Goal of the exercise
Reproduce every record below exactly as it appears.
----------------
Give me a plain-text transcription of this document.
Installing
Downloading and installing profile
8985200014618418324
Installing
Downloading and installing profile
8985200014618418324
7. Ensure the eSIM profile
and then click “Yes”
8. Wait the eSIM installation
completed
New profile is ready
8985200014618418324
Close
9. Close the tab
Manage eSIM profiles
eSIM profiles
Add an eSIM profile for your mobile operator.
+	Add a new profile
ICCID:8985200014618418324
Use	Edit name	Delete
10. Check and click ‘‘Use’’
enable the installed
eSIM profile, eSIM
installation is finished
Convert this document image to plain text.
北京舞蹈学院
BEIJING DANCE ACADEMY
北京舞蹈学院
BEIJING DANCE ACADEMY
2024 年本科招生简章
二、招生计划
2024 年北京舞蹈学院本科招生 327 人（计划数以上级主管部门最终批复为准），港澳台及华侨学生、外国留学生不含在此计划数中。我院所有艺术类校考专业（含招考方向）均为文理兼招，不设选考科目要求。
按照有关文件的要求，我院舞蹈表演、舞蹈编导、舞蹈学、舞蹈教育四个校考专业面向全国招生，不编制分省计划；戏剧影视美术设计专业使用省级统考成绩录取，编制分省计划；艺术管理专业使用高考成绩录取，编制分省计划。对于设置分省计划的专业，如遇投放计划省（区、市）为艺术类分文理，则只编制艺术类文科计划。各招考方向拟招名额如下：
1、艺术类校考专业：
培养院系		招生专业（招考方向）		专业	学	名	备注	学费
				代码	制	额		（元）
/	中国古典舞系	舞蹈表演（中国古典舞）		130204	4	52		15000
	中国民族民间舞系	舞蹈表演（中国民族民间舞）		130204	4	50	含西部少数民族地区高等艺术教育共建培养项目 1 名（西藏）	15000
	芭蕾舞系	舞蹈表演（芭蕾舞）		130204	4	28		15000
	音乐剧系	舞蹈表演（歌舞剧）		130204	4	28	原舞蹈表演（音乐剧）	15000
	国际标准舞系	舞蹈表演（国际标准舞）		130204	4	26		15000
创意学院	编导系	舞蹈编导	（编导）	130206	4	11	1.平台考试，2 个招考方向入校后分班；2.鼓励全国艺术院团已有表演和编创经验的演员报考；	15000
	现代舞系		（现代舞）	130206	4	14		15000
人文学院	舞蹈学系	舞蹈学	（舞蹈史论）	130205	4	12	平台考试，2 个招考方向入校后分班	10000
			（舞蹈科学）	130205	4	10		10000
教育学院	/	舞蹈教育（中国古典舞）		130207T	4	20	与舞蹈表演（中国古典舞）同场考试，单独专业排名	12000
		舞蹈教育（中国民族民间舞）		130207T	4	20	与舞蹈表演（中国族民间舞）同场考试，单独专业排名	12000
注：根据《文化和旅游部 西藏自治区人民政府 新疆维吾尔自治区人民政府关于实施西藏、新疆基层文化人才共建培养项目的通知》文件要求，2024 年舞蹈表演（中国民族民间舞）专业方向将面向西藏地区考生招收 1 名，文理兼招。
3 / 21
----------------
Answer below
Give me a plain-text transcription of this document.
Installing
Downloading and installing profile
8985200014618418324
Installing
Downloading and installing profile
8985200014618418324
7. Ensure the eSIM profile
and then click “Yes”
8. Wait the eSIM installation
completed
New profile is ready
8985200014618418324
Close
9. Close the tab
Manage eSIM profiles
eSIM profiles
Add an eSIM profile for your mobile operator.
+	Add a new profile
ICCID:8985200014618418324
Use	Edit name	Delete
10. Check and click ‘‘Use’’
enable the installed
eSIM profile, eSIM
installation is finished
Convert this document image to plain text.
北京舞蹈学院
BEIJING DANCE ACADEMY
北京舞蹈学院
BEIJING DANCE ACADEMY
2024 年本科招生简章
二、招生计划
2024 年北京舞蹈学院本科招生 327 人（计划数以上级主管部门最终批复为准），港澳台及华侨学生、外国留学生不含在此计划数中。我院所有艺术类校考专业（含招考方向）均为文理兼招，不设选考科目要求。
按照有关文件的要求，我院舞蹈表演、舞蹈编导、舞蹈学、舞蹈教育四个校考专业面向全国招生，不编制分省计划；戏剧影视美术设计专业使用省级统考成绩录取，编制分省计划；艺术管理专业使用高考成绩录取，编制分省计划。对于设置分省计划的专业，如遇投放计划省（区、市）为艺术类分文理，则只编制艺术类文科计划。各招考方向拟招名额如下：
1、艺术类校考专业：
培养院系		招生专业（招考方向）		专业	学	名	备注	学费
				代码	制	额		（元）
/	中国古典舞系	舞蹈表演（中国古典舞）		130204	4	52		15000
	中国民族民间舞系	舞蹈表演（中国民族民间舞）		130204	4	50	含西部少数民族地区高等艺术教育共建培养项目 1 名（西藏）	15000
	芭蕾舞系	舞蹈表演（芭蕾舞）		130204	4	28		15000
	音乐剧系	舞蹈表演（歌舞剧）		130204	4	28	原舞蹈表演（音乐剧）	15000
	国际标准舞系	舞蹈表演（国际标准舞）		130204	4	26		15000
创意学院	编导系	舞蹈编导	（编导）	130206	4	11	1.平台考试，2 个招考方向入校后分班；2.鼓励全国艺术院团已有表演和编创经验的演员报考；	15000
	现代舞系		（现代舞）	130206	4	14		15000
人文学院	舞蹈学系	舞蹈学	（舞蹈史论）	130205	4	12	平台考试，2 个招考方向入校后分班	10000
			（舞蹈科学）	130205	4	10		10000
教育学院	/	舞蹈教育（中国古典舞）		130207T	4	20	与舞蹈表演（中国古典舞）同场考试，单独专业排名	12000
		舞蹈教育（中国民族民间舞）		130207T	4	20	与舞蹈表演（中国族民间舞）同场考试，单独专业排名	12000
注：根据《文化和旅游部 西藏自治区人民政府 新疆维吾尔自治区人民政府关于实施西藏、新疆基层文化人才共建培养项目的通知》文件要求，2024 年舞蹈表演（中国民族民间舞）专业方向将面向西藏地区考生招收 1 名，文理兼招。
3 / 21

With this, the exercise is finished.